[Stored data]

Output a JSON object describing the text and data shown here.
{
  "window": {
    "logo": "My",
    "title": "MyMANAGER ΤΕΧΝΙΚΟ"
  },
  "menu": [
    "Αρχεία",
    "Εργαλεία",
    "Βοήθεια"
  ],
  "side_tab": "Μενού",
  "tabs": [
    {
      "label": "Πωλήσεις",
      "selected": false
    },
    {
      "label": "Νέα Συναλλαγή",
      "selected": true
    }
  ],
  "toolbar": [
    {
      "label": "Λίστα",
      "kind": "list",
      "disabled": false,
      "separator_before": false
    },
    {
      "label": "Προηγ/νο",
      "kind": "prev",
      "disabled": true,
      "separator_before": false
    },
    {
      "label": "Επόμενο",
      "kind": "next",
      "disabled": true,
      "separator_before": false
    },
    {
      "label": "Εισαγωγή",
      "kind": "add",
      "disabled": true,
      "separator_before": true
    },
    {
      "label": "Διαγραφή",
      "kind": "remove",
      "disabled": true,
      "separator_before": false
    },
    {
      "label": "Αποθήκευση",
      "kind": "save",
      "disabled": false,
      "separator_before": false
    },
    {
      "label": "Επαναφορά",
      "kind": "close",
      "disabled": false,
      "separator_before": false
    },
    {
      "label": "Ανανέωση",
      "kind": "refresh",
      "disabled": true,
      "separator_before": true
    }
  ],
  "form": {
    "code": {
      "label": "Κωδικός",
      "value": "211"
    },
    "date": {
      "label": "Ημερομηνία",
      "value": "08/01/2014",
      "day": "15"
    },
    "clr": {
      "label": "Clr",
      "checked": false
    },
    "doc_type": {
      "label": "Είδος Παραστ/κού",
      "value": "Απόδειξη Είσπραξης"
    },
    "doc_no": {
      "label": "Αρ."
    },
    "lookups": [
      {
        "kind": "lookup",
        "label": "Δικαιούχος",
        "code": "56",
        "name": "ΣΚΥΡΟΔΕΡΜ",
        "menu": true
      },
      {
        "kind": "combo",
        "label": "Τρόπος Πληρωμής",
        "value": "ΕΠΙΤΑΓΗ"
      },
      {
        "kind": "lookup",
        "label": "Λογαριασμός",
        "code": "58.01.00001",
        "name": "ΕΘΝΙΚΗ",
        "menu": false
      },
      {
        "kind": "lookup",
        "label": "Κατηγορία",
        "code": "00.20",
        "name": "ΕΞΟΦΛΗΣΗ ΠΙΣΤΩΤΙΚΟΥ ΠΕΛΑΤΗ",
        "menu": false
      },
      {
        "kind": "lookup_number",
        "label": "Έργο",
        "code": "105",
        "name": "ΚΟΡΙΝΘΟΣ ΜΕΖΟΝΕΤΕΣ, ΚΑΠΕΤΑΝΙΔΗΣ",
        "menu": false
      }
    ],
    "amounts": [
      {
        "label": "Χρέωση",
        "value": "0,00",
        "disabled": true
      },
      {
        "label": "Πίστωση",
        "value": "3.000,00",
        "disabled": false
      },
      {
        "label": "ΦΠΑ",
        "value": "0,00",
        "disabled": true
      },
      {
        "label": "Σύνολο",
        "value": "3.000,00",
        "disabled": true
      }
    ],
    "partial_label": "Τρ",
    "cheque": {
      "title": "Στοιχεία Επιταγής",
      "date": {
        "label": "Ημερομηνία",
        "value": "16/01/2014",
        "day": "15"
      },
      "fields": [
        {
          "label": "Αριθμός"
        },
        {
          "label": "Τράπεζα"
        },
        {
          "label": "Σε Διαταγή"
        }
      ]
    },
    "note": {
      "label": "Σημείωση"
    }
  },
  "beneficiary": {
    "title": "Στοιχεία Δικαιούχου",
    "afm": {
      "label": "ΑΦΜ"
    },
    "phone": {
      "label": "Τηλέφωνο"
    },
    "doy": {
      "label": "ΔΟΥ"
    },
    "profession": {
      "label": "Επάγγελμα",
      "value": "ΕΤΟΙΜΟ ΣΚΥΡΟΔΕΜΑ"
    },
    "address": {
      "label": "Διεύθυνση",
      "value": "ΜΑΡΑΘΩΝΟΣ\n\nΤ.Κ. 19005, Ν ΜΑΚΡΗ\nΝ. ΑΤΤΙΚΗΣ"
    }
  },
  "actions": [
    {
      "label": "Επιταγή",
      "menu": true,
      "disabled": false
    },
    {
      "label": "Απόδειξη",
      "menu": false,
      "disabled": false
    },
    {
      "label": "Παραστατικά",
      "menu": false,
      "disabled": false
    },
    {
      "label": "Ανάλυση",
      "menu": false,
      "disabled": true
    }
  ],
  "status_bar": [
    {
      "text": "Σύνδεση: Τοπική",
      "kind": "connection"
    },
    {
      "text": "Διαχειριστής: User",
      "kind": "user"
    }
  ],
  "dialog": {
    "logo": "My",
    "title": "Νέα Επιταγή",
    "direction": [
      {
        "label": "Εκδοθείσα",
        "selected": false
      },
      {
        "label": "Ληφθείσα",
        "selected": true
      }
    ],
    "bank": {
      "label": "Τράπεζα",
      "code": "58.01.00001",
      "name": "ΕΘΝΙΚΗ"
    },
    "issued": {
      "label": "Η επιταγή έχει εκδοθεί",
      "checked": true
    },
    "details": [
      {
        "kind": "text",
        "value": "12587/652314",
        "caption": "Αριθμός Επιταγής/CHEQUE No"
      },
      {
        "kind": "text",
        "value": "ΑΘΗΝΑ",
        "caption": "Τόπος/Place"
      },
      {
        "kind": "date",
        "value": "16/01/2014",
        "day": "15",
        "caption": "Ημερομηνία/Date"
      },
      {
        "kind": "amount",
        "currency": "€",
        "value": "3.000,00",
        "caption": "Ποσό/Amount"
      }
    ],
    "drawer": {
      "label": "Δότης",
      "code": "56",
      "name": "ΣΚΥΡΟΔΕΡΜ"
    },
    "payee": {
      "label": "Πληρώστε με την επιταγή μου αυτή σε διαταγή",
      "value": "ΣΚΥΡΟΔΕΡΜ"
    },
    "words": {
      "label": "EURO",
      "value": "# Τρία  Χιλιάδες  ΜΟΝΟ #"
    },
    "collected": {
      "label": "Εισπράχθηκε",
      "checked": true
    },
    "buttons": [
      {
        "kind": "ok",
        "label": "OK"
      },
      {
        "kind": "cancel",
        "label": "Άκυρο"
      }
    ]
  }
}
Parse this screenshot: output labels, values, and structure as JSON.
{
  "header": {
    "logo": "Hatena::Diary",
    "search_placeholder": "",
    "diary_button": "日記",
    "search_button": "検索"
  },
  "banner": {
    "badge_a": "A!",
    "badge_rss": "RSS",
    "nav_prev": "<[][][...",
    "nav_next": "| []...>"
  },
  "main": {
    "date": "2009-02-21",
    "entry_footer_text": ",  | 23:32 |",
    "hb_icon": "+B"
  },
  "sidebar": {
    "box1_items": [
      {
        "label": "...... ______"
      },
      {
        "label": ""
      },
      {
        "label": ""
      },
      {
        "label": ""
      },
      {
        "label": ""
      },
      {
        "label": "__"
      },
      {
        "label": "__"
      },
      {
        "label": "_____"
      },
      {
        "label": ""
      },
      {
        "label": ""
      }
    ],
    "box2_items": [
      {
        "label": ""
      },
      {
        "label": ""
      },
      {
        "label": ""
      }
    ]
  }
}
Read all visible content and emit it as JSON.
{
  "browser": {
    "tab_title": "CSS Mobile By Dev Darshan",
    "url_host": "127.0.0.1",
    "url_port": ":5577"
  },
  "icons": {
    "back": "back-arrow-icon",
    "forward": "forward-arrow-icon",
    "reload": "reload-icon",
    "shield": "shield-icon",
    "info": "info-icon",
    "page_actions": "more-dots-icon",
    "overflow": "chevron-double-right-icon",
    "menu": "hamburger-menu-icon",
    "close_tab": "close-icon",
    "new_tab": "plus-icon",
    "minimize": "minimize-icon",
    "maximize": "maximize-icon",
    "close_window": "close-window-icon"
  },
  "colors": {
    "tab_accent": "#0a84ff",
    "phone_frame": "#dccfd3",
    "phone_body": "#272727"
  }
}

STATED EXERCISE:
Check each line of the records for the word "name", and show the lines that contain it.

RESPONSE TO THE EXERCISE:
        "name": "ΣΚΥΡΟΔΕΡΜ",
        "name": "ΕΘΝΙΚΗ",
        "name": "ΕΞΟΦΛΗΣΗ ΠΙΣΤΩΤΙΚΟΥ ΠΕΛΑΤΗ",
        "name": "ΚΟΡΙΝΘΟΣ ΜΕΖΟΝΕΤΕΣ, ΚΑΠΕΤΑΝΙΔΗΣ",
      "name": "ΕΘΝΙΚΗ"
      "name": "ΣΚΥΡΟΔΕΡΜ"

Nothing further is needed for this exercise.